▶ INSTRUCTION: Every line of the data that contains the string "bawah" must be copied.
■ ■ ■ ■ ■
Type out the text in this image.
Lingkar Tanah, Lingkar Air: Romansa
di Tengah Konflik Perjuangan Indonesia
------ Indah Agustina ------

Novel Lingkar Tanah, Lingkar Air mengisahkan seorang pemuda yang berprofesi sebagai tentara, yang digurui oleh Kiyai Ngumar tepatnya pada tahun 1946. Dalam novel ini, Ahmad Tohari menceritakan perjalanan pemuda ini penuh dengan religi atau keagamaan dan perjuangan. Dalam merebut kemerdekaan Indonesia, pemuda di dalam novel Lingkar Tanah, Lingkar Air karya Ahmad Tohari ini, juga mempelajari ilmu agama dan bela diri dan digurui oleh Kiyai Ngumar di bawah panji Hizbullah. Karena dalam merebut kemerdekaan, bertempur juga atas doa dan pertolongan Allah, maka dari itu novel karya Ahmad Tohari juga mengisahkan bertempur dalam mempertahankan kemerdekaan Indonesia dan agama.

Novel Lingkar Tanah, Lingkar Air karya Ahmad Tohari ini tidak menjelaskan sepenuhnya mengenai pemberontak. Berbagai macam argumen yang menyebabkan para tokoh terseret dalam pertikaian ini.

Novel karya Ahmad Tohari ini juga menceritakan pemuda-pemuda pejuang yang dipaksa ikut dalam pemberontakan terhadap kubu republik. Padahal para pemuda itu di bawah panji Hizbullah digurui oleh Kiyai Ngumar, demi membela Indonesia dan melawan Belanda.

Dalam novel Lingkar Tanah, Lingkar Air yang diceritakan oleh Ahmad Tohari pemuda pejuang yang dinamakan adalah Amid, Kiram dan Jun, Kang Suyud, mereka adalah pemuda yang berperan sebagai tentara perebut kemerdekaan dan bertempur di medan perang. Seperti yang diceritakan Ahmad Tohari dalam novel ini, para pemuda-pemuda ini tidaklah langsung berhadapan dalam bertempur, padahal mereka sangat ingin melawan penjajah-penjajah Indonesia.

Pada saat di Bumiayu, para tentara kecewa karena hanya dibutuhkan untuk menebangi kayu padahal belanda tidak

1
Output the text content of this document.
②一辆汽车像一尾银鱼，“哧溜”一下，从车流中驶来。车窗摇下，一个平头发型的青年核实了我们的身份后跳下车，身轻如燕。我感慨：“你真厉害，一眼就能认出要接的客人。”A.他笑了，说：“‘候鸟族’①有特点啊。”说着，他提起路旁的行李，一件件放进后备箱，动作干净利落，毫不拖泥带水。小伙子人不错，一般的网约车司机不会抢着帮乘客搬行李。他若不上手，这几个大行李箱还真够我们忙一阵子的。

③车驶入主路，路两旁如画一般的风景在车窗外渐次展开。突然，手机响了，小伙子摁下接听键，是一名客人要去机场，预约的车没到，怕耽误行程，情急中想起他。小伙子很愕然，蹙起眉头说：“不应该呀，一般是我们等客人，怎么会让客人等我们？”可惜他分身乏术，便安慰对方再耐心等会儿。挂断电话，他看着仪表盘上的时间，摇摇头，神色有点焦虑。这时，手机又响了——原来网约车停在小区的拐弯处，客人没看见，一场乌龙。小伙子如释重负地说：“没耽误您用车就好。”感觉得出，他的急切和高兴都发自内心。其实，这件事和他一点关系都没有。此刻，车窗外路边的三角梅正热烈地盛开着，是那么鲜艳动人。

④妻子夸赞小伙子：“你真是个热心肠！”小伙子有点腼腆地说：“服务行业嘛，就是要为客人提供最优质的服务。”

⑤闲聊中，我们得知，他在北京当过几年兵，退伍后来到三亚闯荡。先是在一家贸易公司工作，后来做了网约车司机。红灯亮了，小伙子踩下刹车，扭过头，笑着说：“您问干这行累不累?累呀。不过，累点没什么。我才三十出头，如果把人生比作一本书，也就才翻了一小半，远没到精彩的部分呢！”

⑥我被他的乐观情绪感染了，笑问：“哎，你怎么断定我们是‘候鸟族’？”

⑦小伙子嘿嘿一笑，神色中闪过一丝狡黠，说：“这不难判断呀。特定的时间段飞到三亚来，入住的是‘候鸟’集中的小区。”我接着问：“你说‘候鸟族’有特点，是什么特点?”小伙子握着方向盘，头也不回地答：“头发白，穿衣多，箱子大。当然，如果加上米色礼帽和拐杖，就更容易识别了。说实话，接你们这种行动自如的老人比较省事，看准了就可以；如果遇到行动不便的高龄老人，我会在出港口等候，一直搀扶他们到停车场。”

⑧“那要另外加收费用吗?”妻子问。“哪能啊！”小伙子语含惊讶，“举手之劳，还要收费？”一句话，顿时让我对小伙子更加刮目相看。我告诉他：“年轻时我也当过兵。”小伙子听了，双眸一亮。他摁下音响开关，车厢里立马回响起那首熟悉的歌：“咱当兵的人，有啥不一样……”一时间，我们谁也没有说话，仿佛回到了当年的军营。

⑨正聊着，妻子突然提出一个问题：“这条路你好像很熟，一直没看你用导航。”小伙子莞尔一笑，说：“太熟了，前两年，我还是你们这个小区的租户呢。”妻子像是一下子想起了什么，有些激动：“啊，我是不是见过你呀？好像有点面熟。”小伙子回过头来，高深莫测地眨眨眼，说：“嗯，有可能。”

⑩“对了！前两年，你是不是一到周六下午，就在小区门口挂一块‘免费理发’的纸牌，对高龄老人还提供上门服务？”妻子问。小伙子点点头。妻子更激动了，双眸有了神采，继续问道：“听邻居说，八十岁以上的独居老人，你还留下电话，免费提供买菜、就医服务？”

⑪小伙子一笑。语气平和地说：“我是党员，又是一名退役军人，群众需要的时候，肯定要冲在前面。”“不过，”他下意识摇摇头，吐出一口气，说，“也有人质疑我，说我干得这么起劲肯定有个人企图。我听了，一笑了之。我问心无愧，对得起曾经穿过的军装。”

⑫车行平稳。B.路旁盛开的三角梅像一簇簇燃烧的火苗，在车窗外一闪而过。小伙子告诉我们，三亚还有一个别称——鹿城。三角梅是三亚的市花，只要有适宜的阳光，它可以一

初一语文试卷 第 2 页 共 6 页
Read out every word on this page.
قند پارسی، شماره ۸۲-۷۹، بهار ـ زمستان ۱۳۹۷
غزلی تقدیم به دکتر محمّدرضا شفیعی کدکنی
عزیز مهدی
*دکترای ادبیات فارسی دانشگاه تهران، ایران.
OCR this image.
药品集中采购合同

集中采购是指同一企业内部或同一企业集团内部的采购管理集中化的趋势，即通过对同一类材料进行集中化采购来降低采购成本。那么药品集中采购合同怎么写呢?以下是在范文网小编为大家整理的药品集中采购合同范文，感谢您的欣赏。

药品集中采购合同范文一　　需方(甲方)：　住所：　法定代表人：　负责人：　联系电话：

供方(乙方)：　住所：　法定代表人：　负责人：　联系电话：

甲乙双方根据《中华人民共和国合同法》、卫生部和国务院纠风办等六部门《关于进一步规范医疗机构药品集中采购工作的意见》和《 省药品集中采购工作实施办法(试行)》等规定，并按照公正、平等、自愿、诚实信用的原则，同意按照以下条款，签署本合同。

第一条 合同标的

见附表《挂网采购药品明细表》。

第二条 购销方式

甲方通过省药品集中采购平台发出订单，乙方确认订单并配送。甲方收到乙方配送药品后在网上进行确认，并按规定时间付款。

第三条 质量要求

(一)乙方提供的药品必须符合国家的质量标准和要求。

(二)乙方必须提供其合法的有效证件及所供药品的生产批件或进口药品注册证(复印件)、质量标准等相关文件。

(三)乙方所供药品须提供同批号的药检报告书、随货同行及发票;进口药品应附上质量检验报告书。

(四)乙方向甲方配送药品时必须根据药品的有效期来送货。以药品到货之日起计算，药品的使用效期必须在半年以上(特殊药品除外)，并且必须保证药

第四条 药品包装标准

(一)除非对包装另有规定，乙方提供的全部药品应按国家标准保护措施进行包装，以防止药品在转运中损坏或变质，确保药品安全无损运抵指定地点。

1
■ ■ ■ ■ ■
▶ RESULT OF THE TASK:
Novel Lingkar Tanah, Lingkar Air mengisahkan seorang pemuda yang berprofesi sebagai tentara, yang digurui oleh Kiyai Ngumar tepatnya pada tahun 1946. Dalam novel ini, Ahmad Tohari menceritakan perjalanan pemuda ini penuh dengan religi atau keagamaan dan perjuangan. Dalam merebut kemerdekaan Indonesia, pemuda di dalam novel Lingkar Tanah, Lingkar Air karya Ahmad Tohari ini, juga mempelajari ilmu agama dan bela diri dan digurui oleh Kiyai Ngumar di bawah panji Hizbullah. Karena dalam merebut kemerdekaan, bertempur juga atas doa dan pertolongan Allah, maka dari itu novel karya Ahmad Tohari juga mengisahkan bertempur dalam mempertahankan kemerdekaan Indonesia dan agama.
Novel karya Ahmad Tohari ini juga menceritakan pemuda-pemuda pejuang yang dipaksa ikut dalam pemberontakan terhadap kubu republik. Padahal para pemuda itu di bawah panji Hizbullah digurui oleh Kiyai Ngumar, demi membela Indonesia dan melawan Belanda.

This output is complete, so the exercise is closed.